_Problem to solve:_ Search the records that follow and extract every line containing the string "талия".

Saved entries:

/---

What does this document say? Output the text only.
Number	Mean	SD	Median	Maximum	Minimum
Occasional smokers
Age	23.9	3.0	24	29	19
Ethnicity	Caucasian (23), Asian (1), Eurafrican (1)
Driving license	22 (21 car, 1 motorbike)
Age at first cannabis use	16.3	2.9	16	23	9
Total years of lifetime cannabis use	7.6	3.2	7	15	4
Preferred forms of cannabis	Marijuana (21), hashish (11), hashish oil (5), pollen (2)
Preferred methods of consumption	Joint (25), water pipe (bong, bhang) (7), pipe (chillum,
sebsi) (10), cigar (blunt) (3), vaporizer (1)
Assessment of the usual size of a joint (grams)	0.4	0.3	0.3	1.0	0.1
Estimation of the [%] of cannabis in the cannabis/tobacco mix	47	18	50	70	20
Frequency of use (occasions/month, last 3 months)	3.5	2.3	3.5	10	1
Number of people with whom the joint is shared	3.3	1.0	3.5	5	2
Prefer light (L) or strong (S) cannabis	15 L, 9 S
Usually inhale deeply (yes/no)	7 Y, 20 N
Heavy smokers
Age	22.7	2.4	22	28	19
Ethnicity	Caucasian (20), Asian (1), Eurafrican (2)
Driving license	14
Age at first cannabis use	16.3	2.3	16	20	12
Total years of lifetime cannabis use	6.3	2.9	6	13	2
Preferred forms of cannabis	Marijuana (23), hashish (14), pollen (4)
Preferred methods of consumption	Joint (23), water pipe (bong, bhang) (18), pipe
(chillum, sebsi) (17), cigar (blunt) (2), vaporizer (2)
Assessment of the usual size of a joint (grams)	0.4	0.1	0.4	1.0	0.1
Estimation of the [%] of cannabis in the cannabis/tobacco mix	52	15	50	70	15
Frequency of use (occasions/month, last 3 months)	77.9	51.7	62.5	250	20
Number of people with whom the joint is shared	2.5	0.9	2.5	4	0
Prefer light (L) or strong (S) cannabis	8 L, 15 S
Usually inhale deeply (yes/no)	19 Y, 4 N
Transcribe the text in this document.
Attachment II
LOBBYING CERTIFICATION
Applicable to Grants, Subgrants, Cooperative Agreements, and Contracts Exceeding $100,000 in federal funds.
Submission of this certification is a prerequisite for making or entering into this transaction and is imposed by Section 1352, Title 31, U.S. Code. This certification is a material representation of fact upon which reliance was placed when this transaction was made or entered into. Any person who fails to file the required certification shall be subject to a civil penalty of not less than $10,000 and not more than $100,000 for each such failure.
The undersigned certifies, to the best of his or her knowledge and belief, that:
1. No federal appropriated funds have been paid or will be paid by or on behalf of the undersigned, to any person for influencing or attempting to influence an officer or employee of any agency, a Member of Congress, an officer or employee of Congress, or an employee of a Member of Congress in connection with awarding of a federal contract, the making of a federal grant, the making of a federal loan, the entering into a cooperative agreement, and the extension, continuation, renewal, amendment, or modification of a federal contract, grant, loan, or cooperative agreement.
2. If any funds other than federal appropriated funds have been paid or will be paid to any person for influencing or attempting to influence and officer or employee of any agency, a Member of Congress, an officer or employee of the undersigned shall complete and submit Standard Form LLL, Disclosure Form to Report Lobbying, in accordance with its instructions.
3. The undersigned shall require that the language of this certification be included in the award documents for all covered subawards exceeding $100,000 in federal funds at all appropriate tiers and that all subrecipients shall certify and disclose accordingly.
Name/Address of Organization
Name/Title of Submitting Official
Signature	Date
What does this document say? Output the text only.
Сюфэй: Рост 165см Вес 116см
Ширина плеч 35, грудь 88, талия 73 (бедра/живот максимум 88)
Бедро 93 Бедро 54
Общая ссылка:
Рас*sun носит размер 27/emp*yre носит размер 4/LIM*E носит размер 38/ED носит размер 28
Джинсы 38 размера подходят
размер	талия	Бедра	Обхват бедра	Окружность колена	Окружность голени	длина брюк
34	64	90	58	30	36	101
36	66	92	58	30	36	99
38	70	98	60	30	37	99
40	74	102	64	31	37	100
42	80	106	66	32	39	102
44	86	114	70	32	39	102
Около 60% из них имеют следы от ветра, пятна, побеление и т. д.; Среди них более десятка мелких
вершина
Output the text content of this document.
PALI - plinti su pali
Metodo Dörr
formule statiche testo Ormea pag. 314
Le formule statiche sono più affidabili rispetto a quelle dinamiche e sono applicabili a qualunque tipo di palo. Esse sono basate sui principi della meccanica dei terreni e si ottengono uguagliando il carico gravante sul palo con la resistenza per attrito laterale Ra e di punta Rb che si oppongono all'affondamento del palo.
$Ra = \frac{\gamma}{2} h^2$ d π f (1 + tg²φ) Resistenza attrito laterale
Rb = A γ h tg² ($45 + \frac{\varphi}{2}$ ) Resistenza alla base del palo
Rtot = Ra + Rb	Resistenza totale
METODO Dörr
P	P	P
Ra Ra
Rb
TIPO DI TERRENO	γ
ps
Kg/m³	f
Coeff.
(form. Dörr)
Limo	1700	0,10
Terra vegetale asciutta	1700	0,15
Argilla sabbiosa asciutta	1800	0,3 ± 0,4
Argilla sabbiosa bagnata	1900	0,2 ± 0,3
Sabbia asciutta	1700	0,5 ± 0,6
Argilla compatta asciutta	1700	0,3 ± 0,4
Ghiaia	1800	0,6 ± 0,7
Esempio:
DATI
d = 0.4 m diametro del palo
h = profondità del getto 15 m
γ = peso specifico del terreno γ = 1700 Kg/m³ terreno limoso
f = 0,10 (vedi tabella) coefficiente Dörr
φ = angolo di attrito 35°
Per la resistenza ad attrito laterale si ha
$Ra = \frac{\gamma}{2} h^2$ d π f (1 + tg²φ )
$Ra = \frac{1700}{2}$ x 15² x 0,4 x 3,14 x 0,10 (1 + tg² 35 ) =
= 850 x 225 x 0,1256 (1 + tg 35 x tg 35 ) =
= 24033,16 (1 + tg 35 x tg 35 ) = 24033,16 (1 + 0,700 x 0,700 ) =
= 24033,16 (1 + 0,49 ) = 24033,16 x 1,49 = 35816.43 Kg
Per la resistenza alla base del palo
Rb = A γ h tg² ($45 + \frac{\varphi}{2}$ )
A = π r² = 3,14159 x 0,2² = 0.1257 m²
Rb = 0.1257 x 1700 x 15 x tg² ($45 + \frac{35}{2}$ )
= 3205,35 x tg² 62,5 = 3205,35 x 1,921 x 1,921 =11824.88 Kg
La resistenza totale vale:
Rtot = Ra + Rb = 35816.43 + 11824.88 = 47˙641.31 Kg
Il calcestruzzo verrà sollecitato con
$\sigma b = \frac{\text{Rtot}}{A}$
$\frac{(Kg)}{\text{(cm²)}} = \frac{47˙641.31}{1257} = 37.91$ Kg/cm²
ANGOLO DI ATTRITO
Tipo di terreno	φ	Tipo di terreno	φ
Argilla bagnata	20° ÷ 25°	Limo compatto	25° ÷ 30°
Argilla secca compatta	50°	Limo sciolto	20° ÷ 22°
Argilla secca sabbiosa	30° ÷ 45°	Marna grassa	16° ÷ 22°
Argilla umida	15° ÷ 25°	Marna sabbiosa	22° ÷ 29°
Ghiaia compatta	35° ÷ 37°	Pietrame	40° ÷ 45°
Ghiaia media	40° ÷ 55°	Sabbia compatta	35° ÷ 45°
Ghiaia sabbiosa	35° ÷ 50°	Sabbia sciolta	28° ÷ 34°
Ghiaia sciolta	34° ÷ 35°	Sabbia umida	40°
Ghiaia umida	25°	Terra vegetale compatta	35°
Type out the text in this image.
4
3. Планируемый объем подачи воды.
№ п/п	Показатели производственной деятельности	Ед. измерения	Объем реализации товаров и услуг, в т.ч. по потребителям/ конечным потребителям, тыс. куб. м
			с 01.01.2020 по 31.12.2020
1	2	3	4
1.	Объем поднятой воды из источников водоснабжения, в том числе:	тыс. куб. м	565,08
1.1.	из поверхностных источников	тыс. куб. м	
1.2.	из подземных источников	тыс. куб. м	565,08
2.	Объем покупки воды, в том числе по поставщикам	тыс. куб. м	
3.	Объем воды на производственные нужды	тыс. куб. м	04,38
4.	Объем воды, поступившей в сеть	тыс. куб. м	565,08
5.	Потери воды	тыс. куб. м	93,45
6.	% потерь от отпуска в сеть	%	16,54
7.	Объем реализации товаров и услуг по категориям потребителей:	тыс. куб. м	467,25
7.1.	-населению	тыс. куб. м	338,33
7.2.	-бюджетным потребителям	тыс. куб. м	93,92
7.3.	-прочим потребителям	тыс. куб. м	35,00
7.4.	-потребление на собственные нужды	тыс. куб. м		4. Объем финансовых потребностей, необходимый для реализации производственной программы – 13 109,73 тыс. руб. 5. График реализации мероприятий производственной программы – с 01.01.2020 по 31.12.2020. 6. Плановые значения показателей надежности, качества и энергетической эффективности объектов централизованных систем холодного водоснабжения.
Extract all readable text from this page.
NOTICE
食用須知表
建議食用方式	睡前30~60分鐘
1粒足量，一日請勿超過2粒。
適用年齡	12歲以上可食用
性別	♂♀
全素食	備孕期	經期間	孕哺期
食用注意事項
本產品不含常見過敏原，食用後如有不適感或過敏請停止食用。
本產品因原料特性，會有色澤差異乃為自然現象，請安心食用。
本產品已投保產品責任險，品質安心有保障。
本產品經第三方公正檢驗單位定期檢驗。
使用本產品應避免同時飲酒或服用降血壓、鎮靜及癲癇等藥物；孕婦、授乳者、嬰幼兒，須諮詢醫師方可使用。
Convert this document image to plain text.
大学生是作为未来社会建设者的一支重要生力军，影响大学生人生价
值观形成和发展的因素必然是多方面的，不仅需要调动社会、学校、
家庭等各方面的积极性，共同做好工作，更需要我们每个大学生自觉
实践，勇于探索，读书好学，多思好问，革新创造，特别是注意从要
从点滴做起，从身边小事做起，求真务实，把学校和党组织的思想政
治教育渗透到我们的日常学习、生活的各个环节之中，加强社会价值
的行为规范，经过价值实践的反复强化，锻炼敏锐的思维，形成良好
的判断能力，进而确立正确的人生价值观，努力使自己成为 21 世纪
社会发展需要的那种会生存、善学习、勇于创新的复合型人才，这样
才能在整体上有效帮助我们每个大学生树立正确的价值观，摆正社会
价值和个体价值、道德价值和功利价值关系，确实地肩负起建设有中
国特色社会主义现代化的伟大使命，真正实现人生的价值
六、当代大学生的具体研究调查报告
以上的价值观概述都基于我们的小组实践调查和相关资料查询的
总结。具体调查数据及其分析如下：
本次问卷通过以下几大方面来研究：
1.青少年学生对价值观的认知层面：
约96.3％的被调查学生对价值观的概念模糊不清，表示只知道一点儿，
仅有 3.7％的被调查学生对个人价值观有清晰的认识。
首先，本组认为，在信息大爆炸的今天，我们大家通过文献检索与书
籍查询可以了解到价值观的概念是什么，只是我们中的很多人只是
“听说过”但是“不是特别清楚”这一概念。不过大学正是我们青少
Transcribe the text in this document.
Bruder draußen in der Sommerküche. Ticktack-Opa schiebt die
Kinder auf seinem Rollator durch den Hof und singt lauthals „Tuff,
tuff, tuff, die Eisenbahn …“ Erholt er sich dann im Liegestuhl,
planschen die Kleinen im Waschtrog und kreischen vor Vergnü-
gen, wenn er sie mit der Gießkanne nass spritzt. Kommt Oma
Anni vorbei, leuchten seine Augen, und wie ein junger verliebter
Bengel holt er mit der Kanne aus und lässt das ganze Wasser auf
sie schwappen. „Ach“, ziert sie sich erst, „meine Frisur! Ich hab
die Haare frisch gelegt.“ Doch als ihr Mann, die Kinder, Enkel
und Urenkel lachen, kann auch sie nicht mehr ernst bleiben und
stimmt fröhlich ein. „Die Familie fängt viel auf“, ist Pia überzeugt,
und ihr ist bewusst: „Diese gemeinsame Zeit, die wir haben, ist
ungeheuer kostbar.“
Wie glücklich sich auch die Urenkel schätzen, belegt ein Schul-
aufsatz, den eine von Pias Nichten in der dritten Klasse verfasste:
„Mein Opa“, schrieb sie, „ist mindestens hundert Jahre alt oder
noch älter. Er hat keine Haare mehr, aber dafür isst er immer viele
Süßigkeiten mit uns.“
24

\---

_Task output:_
Ширина плеч 35, грудь 88, талия 73 (бедра/живот максимум 88)
размер	талия	Бедра	Обхват бедра	Окружность колена	Окружность голени	длина брюк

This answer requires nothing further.